■ TASK REQUIREMENTS
In the data below, find every line with the string "Clla" and pull it out.

■ RECORD LIST

======

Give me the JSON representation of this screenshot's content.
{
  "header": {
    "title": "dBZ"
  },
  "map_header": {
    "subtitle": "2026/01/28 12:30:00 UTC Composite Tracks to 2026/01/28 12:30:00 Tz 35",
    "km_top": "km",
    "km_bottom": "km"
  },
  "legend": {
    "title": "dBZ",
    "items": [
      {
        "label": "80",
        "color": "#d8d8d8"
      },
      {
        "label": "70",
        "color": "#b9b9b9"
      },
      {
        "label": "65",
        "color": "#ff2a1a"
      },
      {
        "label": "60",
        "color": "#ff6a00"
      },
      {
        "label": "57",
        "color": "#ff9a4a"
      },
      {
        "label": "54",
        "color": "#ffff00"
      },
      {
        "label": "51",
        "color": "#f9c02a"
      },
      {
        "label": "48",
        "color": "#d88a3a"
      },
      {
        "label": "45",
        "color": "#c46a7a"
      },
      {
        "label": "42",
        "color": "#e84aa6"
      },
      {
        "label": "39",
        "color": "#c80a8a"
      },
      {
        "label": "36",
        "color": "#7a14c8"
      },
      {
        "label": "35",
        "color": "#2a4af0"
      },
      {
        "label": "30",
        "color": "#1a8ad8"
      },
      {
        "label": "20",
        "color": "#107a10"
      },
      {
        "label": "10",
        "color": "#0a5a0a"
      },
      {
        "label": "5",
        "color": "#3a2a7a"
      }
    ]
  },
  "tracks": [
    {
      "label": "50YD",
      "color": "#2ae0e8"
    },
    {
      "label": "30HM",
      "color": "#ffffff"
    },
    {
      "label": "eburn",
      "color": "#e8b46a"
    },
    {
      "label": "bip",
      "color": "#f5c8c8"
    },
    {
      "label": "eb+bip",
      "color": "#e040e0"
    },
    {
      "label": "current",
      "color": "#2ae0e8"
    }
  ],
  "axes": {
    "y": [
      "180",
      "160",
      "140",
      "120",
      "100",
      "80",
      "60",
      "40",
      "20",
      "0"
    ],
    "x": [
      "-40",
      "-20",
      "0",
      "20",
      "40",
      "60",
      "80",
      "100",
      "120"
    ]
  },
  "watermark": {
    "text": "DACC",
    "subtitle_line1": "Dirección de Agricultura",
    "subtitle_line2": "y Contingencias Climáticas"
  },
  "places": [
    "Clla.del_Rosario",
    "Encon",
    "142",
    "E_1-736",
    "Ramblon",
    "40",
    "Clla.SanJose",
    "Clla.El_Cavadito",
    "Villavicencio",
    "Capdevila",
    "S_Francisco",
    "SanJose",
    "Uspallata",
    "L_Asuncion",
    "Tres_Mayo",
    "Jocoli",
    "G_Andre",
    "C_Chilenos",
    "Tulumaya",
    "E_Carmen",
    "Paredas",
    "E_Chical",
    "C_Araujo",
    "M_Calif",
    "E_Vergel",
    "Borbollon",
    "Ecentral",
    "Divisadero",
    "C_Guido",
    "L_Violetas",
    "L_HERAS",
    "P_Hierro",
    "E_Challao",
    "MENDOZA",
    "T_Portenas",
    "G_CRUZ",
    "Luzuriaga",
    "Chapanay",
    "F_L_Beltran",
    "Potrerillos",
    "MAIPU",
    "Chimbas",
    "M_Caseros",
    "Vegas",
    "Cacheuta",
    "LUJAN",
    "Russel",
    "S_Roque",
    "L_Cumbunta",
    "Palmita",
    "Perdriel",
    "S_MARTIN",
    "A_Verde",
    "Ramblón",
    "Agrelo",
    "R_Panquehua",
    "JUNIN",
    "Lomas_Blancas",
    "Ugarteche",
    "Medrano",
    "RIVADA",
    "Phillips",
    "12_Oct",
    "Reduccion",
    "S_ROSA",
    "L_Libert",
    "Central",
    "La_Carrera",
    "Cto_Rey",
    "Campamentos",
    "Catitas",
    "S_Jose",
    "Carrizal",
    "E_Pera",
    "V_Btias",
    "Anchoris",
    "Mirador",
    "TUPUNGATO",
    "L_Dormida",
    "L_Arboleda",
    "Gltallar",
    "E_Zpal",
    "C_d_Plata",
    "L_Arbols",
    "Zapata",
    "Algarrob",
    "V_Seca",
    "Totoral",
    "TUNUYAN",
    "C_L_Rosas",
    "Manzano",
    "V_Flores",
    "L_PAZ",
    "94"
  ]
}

======

■ WORKED SOLUTION
    "Clla.del_Rosario",
    "Clla.SanJose",
    "Clla.El_Cavadito",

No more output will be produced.